● Written exercise: Gather all lines in the data that hold the string "JSON".

● Entries:
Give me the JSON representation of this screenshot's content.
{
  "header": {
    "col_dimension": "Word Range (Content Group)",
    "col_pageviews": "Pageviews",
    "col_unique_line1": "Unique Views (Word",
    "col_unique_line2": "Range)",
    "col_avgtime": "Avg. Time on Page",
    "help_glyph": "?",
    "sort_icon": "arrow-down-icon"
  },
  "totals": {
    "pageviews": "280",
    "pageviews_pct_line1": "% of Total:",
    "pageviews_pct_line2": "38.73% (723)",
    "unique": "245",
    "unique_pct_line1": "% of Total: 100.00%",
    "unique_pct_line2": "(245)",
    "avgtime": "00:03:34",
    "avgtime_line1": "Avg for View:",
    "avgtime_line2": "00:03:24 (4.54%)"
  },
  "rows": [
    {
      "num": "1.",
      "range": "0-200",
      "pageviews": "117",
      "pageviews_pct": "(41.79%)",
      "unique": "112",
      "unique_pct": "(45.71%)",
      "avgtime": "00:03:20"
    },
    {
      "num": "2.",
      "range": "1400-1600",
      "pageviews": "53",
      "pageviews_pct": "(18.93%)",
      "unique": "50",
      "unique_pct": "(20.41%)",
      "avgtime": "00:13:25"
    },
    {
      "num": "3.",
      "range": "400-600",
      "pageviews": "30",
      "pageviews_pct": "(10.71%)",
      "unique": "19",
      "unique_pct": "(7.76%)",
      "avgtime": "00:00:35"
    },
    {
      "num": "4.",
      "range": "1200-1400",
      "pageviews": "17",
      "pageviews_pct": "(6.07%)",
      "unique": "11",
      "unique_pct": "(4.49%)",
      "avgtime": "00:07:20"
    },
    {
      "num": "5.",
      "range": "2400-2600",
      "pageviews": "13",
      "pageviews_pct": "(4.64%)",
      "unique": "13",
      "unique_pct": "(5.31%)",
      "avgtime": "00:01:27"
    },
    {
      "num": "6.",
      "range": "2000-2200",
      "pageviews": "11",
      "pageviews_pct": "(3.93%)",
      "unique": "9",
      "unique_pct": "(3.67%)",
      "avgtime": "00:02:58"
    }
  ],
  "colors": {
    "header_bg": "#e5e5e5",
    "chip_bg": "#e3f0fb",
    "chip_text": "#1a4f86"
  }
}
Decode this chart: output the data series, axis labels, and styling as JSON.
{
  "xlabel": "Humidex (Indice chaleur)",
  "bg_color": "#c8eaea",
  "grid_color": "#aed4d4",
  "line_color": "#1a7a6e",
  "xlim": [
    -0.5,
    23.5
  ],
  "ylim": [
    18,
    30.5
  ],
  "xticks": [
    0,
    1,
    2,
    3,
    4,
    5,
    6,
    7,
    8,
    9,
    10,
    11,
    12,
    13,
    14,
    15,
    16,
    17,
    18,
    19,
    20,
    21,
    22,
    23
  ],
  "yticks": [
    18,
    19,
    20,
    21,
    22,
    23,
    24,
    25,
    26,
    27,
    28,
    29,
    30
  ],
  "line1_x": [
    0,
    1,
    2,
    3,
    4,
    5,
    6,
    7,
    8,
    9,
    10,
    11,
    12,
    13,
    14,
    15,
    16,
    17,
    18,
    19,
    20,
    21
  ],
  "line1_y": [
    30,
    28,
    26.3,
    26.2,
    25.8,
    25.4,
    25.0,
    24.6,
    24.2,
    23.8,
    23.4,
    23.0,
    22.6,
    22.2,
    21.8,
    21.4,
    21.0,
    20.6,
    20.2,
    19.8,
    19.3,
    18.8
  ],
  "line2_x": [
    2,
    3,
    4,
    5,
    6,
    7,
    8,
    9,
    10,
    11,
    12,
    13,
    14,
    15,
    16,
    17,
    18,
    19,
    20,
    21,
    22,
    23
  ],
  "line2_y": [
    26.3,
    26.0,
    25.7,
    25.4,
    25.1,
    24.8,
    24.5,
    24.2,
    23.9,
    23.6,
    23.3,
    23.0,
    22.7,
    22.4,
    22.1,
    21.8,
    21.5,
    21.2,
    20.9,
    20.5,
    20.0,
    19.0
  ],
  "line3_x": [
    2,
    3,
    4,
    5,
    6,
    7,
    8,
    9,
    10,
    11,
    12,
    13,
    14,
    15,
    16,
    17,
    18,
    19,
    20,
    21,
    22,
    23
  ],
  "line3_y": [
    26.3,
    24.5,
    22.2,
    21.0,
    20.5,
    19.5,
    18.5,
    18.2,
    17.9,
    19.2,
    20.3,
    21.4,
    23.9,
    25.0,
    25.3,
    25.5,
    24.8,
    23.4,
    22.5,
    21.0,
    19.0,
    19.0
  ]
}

● Task solution:
Give me the JSON representation of this screenshot's content.
Decode this chart: output the data series, axis labels, and styling as JSON.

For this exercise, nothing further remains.